* [DIRECTION]: Reproduce the data that follows in its entirety, character for character.
* * *
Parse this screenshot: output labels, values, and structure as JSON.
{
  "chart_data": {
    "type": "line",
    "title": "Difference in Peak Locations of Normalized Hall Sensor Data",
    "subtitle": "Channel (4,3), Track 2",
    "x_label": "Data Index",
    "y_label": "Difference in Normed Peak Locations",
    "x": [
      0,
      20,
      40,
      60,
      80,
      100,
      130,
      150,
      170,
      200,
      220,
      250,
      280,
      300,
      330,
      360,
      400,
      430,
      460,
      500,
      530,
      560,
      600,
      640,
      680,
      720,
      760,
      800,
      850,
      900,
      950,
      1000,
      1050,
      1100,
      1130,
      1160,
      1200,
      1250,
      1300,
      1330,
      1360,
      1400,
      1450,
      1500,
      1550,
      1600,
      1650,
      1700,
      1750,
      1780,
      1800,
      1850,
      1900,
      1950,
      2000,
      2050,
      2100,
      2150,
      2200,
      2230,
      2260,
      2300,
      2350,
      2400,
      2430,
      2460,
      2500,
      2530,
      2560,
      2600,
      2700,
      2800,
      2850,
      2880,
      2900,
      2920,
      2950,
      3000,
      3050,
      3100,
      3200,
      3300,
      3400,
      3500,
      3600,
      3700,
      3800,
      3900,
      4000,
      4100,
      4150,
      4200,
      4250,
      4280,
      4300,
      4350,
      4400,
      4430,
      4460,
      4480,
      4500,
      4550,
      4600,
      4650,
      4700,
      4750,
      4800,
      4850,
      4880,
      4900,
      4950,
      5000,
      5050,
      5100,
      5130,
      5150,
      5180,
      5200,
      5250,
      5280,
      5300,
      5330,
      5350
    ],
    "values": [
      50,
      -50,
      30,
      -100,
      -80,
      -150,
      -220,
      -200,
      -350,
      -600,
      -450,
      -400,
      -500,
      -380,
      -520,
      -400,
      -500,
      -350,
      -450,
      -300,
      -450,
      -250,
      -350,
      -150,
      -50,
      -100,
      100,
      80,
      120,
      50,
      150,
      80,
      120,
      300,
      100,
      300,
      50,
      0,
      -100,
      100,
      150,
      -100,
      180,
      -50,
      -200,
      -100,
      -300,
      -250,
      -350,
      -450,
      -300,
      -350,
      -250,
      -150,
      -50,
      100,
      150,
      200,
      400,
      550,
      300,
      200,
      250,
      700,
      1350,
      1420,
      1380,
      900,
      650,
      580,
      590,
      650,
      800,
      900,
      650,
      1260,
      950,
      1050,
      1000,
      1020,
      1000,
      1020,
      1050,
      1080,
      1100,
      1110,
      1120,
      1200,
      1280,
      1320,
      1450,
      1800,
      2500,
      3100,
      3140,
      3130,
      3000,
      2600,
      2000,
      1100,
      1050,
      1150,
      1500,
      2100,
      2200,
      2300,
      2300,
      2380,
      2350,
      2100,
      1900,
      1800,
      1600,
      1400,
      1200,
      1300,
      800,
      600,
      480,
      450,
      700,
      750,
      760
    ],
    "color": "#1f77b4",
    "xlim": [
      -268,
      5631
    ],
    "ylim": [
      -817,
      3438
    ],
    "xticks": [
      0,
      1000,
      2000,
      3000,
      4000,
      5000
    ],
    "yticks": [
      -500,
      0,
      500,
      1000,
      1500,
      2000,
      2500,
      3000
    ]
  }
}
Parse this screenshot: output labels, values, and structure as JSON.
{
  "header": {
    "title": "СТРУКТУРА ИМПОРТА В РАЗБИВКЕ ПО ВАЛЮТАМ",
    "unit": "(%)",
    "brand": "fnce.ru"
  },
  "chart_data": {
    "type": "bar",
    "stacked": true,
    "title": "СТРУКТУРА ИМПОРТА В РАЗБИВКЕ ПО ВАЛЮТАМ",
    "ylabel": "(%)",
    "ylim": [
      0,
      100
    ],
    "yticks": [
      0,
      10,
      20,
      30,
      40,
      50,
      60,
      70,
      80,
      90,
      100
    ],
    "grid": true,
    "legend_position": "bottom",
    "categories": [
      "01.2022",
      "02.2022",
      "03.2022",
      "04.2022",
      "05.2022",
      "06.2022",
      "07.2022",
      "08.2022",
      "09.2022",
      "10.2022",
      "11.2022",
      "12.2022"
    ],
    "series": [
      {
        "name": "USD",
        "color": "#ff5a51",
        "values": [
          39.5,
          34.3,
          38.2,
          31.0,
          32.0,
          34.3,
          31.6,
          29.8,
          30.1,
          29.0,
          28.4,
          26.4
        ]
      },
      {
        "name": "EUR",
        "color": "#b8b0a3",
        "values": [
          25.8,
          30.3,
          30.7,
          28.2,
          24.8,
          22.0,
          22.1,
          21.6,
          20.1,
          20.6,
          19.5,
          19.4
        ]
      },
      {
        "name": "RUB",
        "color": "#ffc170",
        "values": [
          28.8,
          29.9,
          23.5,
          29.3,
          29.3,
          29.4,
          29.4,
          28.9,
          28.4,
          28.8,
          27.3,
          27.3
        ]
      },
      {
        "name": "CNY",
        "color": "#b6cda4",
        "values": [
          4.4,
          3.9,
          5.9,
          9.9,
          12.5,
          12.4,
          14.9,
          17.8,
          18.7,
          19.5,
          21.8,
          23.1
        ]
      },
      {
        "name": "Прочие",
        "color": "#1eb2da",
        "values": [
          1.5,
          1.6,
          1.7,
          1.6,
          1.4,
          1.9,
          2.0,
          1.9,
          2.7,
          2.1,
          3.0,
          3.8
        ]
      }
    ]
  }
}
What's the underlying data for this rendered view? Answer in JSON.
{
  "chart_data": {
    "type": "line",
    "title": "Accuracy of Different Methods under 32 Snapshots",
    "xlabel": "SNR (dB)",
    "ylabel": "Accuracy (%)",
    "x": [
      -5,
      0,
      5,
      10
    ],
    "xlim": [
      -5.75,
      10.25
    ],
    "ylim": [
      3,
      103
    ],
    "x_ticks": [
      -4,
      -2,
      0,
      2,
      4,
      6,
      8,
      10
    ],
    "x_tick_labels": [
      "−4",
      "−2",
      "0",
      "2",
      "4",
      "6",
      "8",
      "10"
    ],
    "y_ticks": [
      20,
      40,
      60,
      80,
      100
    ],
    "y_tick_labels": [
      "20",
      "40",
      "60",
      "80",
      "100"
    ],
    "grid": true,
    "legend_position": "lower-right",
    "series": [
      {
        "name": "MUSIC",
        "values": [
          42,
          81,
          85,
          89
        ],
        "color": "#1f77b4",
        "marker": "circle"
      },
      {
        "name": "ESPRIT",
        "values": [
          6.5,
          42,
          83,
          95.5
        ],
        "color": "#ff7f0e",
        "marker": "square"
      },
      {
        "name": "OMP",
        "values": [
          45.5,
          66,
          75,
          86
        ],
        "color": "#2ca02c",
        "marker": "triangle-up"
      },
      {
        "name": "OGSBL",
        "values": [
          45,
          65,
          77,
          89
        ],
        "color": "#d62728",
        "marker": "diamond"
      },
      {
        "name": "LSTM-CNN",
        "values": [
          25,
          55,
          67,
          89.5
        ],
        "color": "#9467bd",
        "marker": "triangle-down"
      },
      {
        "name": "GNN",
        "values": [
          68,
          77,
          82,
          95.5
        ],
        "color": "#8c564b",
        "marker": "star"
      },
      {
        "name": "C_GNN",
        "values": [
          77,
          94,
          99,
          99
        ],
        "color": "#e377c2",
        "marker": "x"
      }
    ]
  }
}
* * *
* [COMPLETE RESPONSE]:
Parse this screenshot: output labels, values, and structure as JSON.
{
  "chart_data": {
    "type": "line",
    "title": "Difference in Peak Locations of Normalized Hall Sensor Data",
    "subtitle": "Channel (4,3), Track 2",
    "x_label": "Data Index",
    "y_label": "Difference in Normed Peak Locations",
    "x": [
      0,
      20,
      40,
      60,
      80,
      100,
      130,
      150,
      170,
      200,
      220,
      250,
      280,
      300,
      330,
      360,
      400,
      430,
      460,
      500,
      530,
      560,
      600,
      640,
      680,
      720,
      760,
      800,
      850,
      900,
      950,
      1000,
      1050,
      1100,
      1130,
      1160,
      1200,
      1250,
      1300,
      1330,
      1360,
      1400,
      1450,
      1500,
      1550,
      1600,
      1650,
      1700,
      1750,
      1780,
      1800,
      1850,
      1900,
      1950,
      2000,
      2050,
      2100,
      2150,
      2200,
      2230,
      2260,
      2300,
      2350,
      2400,
      2430,
      2460,
      2500,
      2530,
      2560,
      2600,
      2700,
      2800,
      2850,
      2880,
      2900,
      2920,
      2950,
      3000,
      3050,
      3100,
      3200,
      3300,
      3400,
      3500,
      3600,
      3700,
      3800,
      3900,
      4000,
      4100,
      4150,
      4200,
      4250,
      4280,
      4300,
      4350,
      4400,
      4430,
      4460,
      4480,
      4500,
      4550,
      4600,
      4650,
      4700,
      4750,
      4800,
      4850,
      4880,
      4900,
      4950,
      5000,
      5050,
      5100,
      5130,
      5150,
      5180,
      5200,
      5250,
      5280,
      5300,
      5330,
      5350
    ],
    "values": [
      50,
      -50,
      30,
      -100,
      -80,
      -150,
      -220,
      -200,
      -350,
      -600,
      -450,
      -400,
      -500,
      -380,
      -520,
      -400,
      -500,
      -350,
      -450,
      -300,
      -450,
      -250,
      -350,
      -150,
      -50,
      -100,
      100,
      80,
      120,
      50,
      150,
      80,
      120,
      300,
      100,
      300,
      50,
      0,
      -100,
      100,
      150,
      -100,
      180,
      -50,
      -200,
      -100,
      -300,
      -250,
      -350,
      -450,
      -300,
      -350,
      -250,
      -150,
      -50,
      100,
      150,
      200,
      400,
      550,
      300,
      200,
      250,
      700,
      1350,
      1420,
      1380,
      900,
      650,
      580,
      590,
      650,
      800,
      900,
      650,
      1260,
      950,
      1050,
      1000,
      1020,
      1000,
      1020,
      1050,
      1080,
      1100,
      1110,
      1120,
      1200,
      1280,
      1320,
      1450,
      1800,
      2500,
      3100,
      3140,
      3130,
      3000,
      2600,
      2000,
      1100,
      1050,
      1150,
      1500,
      2100,
      2200,
      2300,
      2300,
      2380,
      2350,
      2100,
      1900,
      1800,
      1600,
      1400,
      1200,
      1300,
      800,
      600,
      480,
      450,
      700,
      750,
      760
    ],
    "color": "#1f77b4",
    "xlim": [
      -268,
      5631
    ],
    "ylim": [
      -817,
      3438
    ],
    "xticks": [
      0,
      1000,
      2000,
      3000,
      4000,
      5000
    ],
    "yticks": [
      -500,
      0,
      500,
      1000,
      1500,
      2000,
      2500,
      3000
    ]
  }
}
Parse this screenshot: output labels, values, and structure as JSON.
{
  "header": {
    "title": "СТРУКТУРА ИМПОРТА В РАЗБИВКЕ ПО ВАЛЮТАМ",
    "unit": "(%)",
    "brand": "fnce.ru"
  },
  "chart_data": {
    "type": "bar",
    "stacked": true,
    "title": "СТРУКТУРА ИМПОРТА В РАЗБИВКЕ ПО ВАЛЮТАМ",
    "ylabel": "(%)",
    "ylim": [
      0,
      100
    ],
    "yticks": [
      0,
      10,
      20,
      30,
      40,
      50,
      60,
      70,
      80,
      90,
      100
    ],
    "grid": true,
    "legend_position": "bottom",
    "categories": [
      "01.2022",
      "02.2022",
      "03.2022",
      "04.2022",
      "05.2022",
      "06.2022",
      "07.2022",
      "08.2022",
      "09.2022",
      "10.2022",
      "11.2022",
      "12.2022"
    ],
    "series": [
      {
        "name": "USD",
        "color": "#ff5a51",
        "values": [
          39.5,
          34.3,
          38.2,
          31.0,
          32.0,
          34.3,
          31.6,
          29.8,
          30.1,
          29.0,
          28.4,
          26.4
        ]
      },
      {
        "name": "EUR",
        "color": "#b8b0a3",
        "values": [
          25.8,
          30.3,
          30.7,
          28.2,
          24.8,
          22.0,
          22.1,
          21.6,
          20.1,
          20.6,
          19.5,
          19.4
        ]
      },
      {
        "name": "RUB",
        "color": "#ffc170",
        "values": [
          28.8,
          29.9,
          23.5,
          29.3,
          29.3,
          29.4,
          29.4,
          28.9,
          28.4,
          28.8,
          27.3,
          27.3
        ]
      },
      {
        "name": "CNY",
        "color": "#b6cda4",
        "values": [
          4.4,
          3.9,
          5.9,
          9.9,
          12.5,
          12.4,
          14.9,
          17.8,
          18.7,
          19.5,
          21.8,
          23.1
        ]
      },
      {
        "name": "Прочие",
        "color": "#1eb2da",
        "values": [
          1.5,
          1.6,
          1.7,
          1.6,
          1.4,
          1.9,
          2.0,
          1.9,
          2.7,
          2.1,
          3.0,
          3.8
        ]
      }
    ]
  }
}
What's the underlying data for this rendered view? Answer in JSON.
{
  "chart_data": {
    "type": "line",
    "title": "Accuracy of Different Methods under 32 Snapshots",
    "xlabel": "SNR (dB)",
    "ylabel": "Accuracy (%)",
    "x": [
      -5,
      0,
      5,
      10
    ],
    "xlim": [
      -5.75,
      10.25
    ],
    "ylim": [
      3,
      103
    ],
    "x_ticks": [
      -4,
      -2,
      0,
      2,
      4,
      6,
      8,
      10
    ],
    "x_tick_labels": [
      "−4",
      "−2",
      "0",
      "2",
      "4",
      "6",
      "8",
      "10"
    ],
    "y_ticks": [
      20,
      40,
      60,
      80,
      100
    ],
    "y_tick_labels": [
      "20",
      "40",
      "60",
      "80",
      "100"
    ],
    "grid": true,
    "legend_position": "lower-right",
    "series": [
      {
        "name": "MUSIC",
        "values": [
          42,
          81,
          85,
          89
        ],
        "color": "#1f77b4",
        "marker": "circle"
      },
      {
        "name": "ESPRIT",
        "values": [
          6.5,
          42,
          83,
          95.5
        ],
        "color": "#ff7f0e",
        "marker": "square"
      },
      {
        "name": "OMP",
        "values": [
          45.5,
          66,
          75,
          86
        ],
        "color": "#2ca02c",
        "marker": "triangle-up"
      },
      {
        "name": "OGSBL",
        "values": [
          45,
          65,
          77,
          89
        ],
        "color": "#d62728",
        "marker": "diamond"
      },
      {
        "name": "LSTM-CNN",
        "values": [
          25,
          55,
          67,
          89.5
        ],
        "color": "#9467bd",
        "marker": "triangle-down"
      },
      {
        "name": "GNN",
        "values": [
          68,
          77,
          82,
          95.5
        ],
        "color": "#8c564b",
        "marker": "star"
      },
      {
        "name": "C_GNN",
        "values": [
          77,
          94,
          99,
          99
        ],
        "color": "#e377c2",
        "marker": "x"
      }
    ]
  }
}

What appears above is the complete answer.